• [WHAT THE TASK REQUIRES] Find every line in the records below that contains the word "frac", and copy each such line.

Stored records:
·····

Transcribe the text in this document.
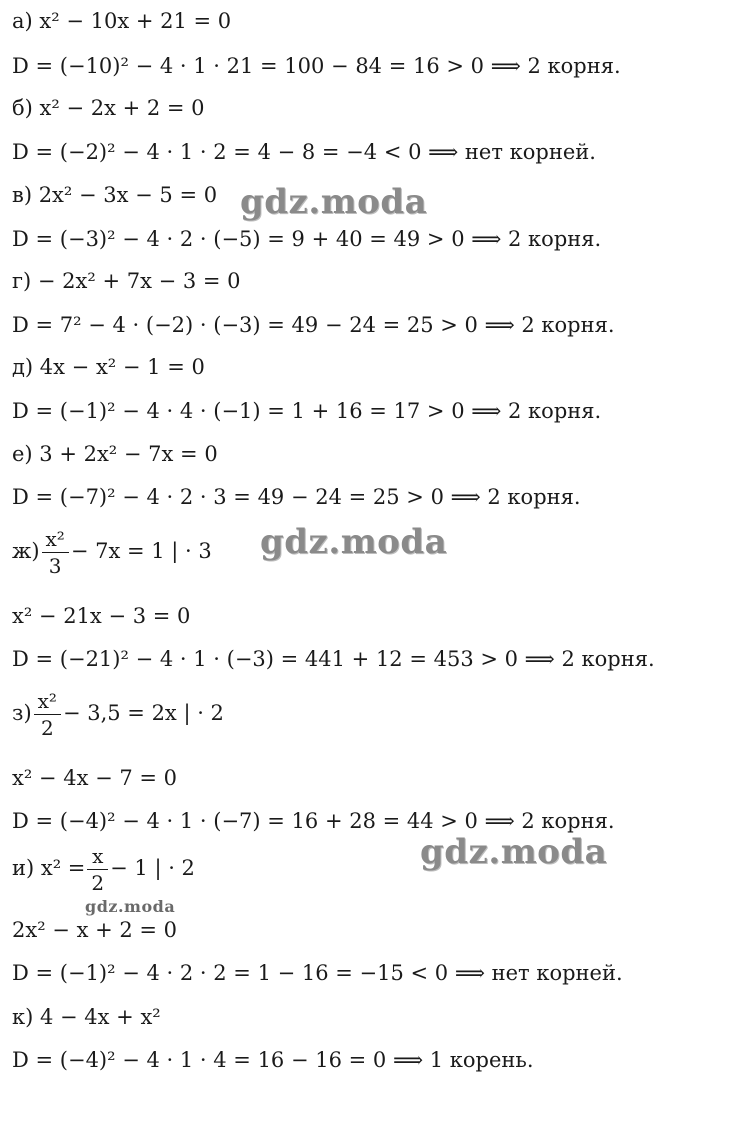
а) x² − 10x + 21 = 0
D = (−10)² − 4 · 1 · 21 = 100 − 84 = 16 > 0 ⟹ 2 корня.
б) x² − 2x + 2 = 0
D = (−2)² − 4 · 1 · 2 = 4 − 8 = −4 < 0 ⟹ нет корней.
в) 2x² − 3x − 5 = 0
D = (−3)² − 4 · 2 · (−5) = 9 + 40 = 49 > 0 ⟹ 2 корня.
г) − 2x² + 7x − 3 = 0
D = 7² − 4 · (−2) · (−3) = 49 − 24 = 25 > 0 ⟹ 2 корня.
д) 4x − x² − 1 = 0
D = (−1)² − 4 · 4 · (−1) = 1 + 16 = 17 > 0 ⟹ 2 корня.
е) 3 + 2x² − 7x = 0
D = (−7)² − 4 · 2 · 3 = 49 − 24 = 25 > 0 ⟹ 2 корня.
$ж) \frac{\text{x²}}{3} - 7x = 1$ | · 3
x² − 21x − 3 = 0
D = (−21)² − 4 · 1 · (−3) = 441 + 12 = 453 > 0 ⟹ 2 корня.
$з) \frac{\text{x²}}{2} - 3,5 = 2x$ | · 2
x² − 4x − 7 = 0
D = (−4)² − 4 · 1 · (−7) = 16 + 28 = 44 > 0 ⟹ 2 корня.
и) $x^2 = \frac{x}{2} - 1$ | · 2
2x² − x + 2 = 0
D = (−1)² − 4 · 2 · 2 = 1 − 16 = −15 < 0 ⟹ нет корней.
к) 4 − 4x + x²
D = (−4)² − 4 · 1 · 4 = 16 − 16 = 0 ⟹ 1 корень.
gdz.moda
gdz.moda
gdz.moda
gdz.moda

·····

• [PROBLEM SOLUTION]
$ж) \frac{\text{x²}}{3} - 7x = 1$ | · 3
$з) \frac{\text{x²}}{2} - 3,5 = 2x$ | · 2
и) $x^2 = \frac{x}{2} - 1$ | · 2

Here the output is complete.